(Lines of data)
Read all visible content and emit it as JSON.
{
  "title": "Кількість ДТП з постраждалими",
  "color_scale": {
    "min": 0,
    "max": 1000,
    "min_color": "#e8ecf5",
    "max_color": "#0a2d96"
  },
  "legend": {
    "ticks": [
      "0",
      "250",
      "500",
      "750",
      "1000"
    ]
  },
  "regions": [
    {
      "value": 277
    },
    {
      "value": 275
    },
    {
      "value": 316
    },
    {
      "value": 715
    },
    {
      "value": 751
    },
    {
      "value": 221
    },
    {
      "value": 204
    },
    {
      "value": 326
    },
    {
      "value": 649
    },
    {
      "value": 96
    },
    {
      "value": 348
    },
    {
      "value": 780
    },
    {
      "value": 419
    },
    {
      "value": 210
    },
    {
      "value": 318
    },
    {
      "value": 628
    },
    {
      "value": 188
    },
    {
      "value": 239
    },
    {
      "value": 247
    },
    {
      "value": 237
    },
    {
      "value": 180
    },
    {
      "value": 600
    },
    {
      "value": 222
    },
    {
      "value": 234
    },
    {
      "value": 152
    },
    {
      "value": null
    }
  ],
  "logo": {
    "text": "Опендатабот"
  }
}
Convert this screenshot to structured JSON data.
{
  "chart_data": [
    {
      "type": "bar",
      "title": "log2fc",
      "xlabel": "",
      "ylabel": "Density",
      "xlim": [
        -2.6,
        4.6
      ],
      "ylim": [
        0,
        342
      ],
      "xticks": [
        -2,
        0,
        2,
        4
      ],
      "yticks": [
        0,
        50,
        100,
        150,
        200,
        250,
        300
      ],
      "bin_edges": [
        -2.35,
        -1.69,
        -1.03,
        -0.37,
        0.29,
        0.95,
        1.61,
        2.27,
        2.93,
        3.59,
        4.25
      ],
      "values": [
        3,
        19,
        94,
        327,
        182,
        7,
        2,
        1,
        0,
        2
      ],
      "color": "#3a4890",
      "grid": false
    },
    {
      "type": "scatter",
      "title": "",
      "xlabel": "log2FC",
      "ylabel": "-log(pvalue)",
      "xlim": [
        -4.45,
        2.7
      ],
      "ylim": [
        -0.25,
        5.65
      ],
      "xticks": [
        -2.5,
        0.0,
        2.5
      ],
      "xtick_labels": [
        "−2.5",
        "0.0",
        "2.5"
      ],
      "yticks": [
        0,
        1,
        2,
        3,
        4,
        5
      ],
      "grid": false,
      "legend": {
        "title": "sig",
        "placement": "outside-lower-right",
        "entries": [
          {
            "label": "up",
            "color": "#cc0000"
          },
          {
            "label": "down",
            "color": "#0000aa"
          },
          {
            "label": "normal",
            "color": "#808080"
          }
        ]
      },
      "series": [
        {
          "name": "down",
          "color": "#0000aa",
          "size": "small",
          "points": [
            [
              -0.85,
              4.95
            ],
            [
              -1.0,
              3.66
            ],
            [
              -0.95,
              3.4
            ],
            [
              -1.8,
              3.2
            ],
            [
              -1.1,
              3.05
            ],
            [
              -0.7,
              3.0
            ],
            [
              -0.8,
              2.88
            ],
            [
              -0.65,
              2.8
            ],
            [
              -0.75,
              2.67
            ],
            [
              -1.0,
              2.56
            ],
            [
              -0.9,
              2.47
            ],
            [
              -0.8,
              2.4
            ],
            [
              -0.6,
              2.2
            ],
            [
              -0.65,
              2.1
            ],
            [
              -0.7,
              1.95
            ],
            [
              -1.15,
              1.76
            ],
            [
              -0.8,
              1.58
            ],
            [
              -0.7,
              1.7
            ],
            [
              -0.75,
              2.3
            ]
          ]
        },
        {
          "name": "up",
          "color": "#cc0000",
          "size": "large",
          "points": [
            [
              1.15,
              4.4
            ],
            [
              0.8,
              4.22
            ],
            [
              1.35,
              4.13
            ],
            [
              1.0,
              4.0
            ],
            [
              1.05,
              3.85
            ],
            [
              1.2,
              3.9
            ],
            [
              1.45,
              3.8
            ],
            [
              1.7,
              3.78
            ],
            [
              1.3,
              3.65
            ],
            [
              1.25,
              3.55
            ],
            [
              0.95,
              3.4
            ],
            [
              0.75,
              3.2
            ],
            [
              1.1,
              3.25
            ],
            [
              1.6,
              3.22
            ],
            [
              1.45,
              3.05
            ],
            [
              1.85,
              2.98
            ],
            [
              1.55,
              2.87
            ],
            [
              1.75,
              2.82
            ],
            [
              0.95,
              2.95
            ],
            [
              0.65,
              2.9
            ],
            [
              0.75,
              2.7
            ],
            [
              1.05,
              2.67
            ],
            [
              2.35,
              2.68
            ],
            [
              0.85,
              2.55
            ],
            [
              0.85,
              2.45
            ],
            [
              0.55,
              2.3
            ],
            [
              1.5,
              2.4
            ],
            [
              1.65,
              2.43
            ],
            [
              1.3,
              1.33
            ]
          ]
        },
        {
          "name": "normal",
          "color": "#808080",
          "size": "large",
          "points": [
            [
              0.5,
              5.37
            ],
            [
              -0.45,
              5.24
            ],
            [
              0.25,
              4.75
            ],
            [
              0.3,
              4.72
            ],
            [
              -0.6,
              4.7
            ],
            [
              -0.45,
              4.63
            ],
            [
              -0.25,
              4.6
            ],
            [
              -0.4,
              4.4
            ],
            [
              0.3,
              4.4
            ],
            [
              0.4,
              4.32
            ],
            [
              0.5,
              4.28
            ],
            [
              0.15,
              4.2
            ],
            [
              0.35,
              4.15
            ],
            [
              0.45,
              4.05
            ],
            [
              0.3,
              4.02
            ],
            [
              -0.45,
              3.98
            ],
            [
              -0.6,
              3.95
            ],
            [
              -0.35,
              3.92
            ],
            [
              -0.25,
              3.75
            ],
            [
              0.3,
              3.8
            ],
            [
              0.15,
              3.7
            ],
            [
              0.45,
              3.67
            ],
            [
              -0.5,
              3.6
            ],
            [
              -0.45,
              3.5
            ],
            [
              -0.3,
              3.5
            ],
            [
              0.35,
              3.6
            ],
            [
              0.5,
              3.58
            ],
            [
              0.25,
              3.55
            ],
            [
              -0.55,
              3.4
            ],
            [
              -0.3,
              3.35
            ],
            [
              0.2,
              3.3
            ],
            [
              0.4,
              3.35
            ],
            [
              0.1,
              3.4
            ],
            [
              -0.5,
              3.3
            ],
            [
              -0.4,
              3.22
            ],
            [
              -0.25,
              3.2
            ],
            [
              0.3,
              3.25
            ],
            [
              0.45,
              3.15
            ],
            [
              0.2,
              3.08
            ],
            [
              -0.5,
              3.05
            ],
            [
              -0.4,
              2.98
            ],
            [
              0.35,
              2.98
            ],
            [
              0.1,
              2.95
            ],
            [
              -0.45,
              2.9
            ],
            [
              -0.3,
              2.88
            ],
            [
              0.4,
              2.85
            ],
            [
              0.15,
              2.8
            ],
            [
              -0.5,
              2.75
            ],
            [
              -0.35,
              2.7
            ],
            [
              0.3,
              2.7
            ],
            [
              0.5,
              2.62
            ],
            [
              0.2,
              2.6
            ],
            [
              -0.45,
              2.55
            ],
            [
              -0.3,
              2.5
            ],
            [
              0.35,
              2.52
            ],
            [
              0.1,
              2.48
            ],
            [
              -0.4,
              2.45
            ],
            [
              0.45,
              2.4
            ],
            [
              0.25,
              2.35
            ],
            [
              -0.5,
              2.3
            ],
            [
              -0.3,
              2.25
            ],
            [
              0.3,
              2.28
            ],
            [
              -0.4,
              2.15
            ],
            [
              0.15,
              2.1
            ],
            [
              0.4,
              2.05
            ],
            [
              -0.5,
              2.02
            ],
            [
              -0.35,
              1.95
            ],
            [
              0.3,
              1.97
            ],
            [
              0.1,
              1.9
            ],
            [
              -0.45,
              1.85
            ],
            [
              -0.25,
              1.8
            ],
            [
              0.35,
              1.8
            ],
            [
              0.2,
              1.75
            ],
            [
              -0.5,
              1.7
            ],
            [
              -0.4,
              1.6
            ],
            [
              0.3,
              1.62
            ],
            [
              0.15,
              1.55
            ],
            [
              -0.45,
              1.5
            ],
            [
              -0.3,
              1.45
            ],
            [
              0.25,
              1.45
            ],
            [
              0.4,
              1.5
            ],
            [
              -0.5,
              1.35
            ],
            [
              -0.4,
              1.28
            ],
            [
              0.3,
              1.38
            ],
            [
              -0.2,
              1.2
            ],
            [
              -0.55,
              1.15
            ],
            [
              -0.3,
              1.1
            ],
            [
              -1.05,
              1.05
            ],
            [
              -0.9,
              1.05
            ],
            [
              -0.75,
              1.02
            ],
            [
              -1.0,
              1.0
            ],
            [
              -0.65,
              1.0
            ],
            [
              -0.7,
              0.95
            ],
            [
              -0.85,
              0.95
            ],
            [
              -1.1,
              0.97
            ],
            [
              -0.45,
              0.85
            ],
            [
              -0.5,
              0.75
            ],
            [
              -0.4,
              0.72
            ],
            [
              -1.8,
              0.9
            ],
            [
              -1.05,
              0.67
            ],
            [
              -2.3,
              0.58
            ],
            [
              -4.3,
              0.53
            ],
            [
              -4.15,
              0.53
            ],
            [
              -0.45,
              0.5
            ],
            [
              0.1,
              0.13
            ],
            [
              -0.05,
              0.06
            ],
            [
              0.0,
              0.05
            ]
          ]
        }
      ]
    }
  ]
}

◆ Aim ◆
Copy each line of the listing that holds the word "JSON".

◆ Task output ◆
Read all visible content and emit it as JSON.
Convert this screenshot to structured JSON data.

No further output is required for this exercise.